» GIVEN TASK: Write out each line of the listing as it stands, without the images.

» DATA PROVIDED:

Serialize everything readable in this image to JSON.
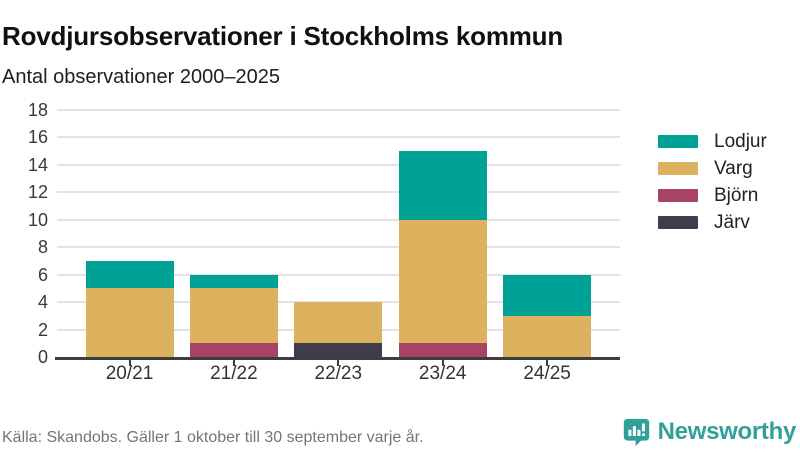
{
  "header": {
    "title": "Rovdjursobservationer i Stockholms kommun",
    "subtitle": "Antal observationer 2000–2025"
  },
  "chart_data": {
    "type": "bar",
    "stacked": true,
    "title": "Rovdjursobservationer i Stockholms kommun",
    "subtitle": "Antal observationer 2000–2025",
    "categories": [
      "20/21",
      "21/22",
      "22/23",
      "23/24",
      "24/25"
    ],
    "series": [
      {
        "name": "Lodjur",
        "color": "#00a296",
        "values": [
          2,
          1,
          0,
          5,
          3
        ]
      },
      {
        "name": "Varg",
        "color": "#ddb25f",
        "values": [
          5,
          4,
          3,
          9,
          3
        ]
      },
      {
        "name": "Björn",
        "color": "#a84364",
        "values": [
          0,
          1,
          0,
          1,
          0
        ]
      },
      {
        "name": "Järv",
        "color": "#403c4b",
        "values": [
          0,
          0,
          1,
          0,
          0
        ]
      }
    ],
    "stack_order_bottom_up": [
      "Järv",
      "Björn",
      "Varg",
      "Lodjur"
    ],
    "totals": [
      7,
      6,
      4,
      15,
      6
    ],
    "ylim": [
      0,
      18
    ],
    "ytick_step": 2,
    "grid": true,
    "legend_position": "right",
    "colors": {
      "gridline": "#e3e3e3",
      "axis": "#3d3d3d"
    }
  },
  "footer": {
    "source": "Källa: Skandobs. Gäller 1 oktober till 30 september varje år."
  },
  "branding": {
    "name": "Newsworthy",
    "color": "#31a09c"
  }
}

» ANSWER FOR THE TASK:
Serialize everything readable in this image to JSON.
{
  "header": {
    "title": "Rovdjursobservationer i Stockholms kommun",
    "subtitle": "Antal observationer 2000–2025"
  },
  "chart_data": {
    "type": "bar",
    "stacked": true,
    "title": "Rovdjursobservationer i Stockholms kommun",
    "subtitle": "Antal observationer 2000–2025",
    "categories": [
      "20/21",
      "21/22",
      "22/23",
      "23/24",
      "24/25"
    ],
    "series": [
      {
        "name": "Lodjur",
        "color": "#00a296",
        "values": [
          2,
          1,
          0,
          5,
          3
        ]
      },
      {
        "name": "Varg",
        "color": "#ddb25f",
        "values": [
          5,
          4,
          3,
          9,
          3
        ]
      },
      {
        "name": "Björn",
        "color": "#a84364",
        "values": [
          0,
          1,
          0,
          1,
          0
        ]
      },
      {
        "name": "Järv",
        "color": "#403c4b",
        "values": [
          0,
          0,
          1,
          0,
          0
        ]
      }
    ],
    "stack_order_bottom_up": [
      "Järv",
      "Björn",
      "Varg",
      "Lodjur"
    ],
    "totals": [
      7,
      6,
      4,
      15,
      6
    ],
    "ylim": [
      0,
      18
    ],
    "ytick_step": 2,
    "grid": true,
    "legend_position": "right",
    "colors": {
      "gridline": "#e3e3e3",
      "axis": "#3d3d3d"
    }
  },
  "footer": {
    "source": "Källa: Skandobs. Gäller 1 oktober till 30 september varje år."
  },
  "branding": {
    "name": "Newsworthy",
    "color": "#31a09c"
  }
}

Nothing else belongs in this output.